- _DIRECTIONS_: Copy out the data below as written; omit any images.

- _EXTRACTED ENTRIES_:
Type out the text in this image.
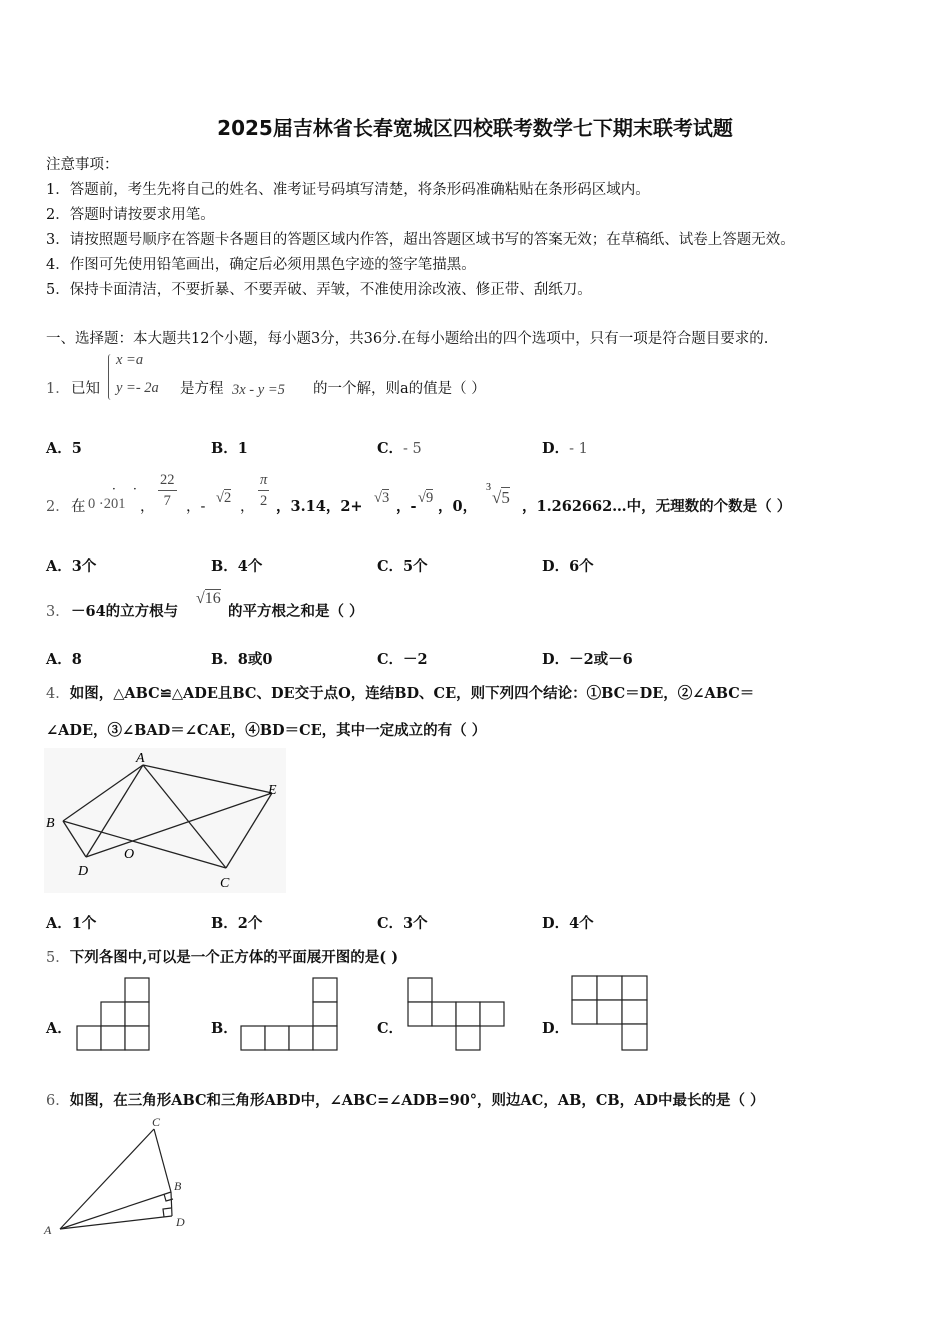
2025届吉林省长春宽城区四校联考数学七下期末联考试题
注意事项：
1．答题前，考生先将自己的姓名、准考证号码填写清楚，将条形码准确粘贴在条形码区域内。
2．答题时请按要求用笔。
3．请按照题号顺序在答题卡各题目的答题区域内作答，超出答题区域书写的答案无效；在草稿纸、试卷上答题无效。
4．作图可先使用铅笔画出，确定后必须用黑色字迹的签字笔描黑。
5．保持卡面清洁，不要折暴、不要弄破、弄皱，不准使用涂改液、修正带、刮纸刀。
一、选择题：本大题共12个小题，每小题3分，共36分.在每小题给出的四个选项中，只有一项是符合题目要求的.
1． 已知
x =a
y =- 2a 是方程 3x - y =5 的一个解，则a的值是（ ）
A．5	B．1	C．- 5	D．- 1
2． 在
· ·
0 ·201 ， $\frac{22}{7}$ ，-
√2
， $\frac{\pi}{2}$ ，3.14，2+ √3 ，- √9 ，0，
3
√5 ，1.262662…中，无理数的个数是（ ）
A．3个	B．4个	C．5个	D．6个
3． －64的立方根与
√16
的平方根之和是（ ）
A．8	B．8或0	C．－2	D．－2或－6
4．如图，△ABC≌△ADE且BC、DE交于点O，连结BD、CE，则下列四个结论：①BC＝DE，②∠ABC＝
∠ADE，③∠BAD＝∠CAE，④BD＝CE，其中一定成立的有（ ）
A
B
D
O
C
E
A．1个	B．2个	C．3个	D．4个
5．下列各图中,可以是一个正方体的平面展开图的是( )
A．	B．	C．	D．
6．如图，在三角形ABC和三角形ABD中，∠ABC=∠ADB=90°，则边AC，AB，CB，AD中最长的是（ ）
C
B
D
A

- _TASK RESPONSE_:
Type out the text in this image.
2025届吉林省长春宽城区四校联考数学七下期末联考试题
注意事项：
1．答题前，考生先将自己的姓名、准考证号码填写清楚，将条形码准确粘贴在条形码区域内。
2．答题时请按要求用笔。
3．请按照题号顺序在答题卡各题目的答题区域内作答，超出答题区域书写的答案无效；在草稿纸、试卷上答题无效。
4．作图可先使用铅笔画出，确定后必须用黑色字迹的签字笔描黑。
5．保持卡面清洁，不要折暴、不要弄破、弄皱，不准使用涂改液、修正带、刮纸刀。
一、选择题：本大题共12个小题，每小题3分，共36分.在每小题给出的四个选项中，只有一项是符合题目要求的.
1． 已知
x =a
y =- 2a 是方程 3x - y =5 的一个解，则a的值是（ ）
A．5	B．1	C．- 5	D．- 1
2． 在
· ·
0 ·201 ， $\frac{22}{7}$ ，-
√2
， $\frac{\pi}{2}$ ，3.14，2+ √3 ，- √9 ，0，
3
√5 ，1.262662…中，无理数的个数是（ ）
A．3个	B．4个	C．5个	D．6个
3． －64的立方根与
√16
的平方根之和是（ ）
A．8	B．8或0	C．－2	D．－2或－6
4．如图，△ABC≌△ADE且BC、DE交于点O，连结BD、CE，则下列四个结论：①BC＝DE，②∠ABC＝
∠ADE，③∠BAD＝∠CAE，④BD＝CE，其中一定成立的有（ ）
A
B
D
O
C
E
A．1个	B．2个	C．3个	D．4个
5．下列各图中,可以是一个正方体的平面展开图的是( )
A．	B．	C．	D．
6．如图，在三角形ABC和三角形ABD中，∠ABC=∠ADB=90°，则边AC，AB，CB，AD中最长的是（ ）
C
B
D
A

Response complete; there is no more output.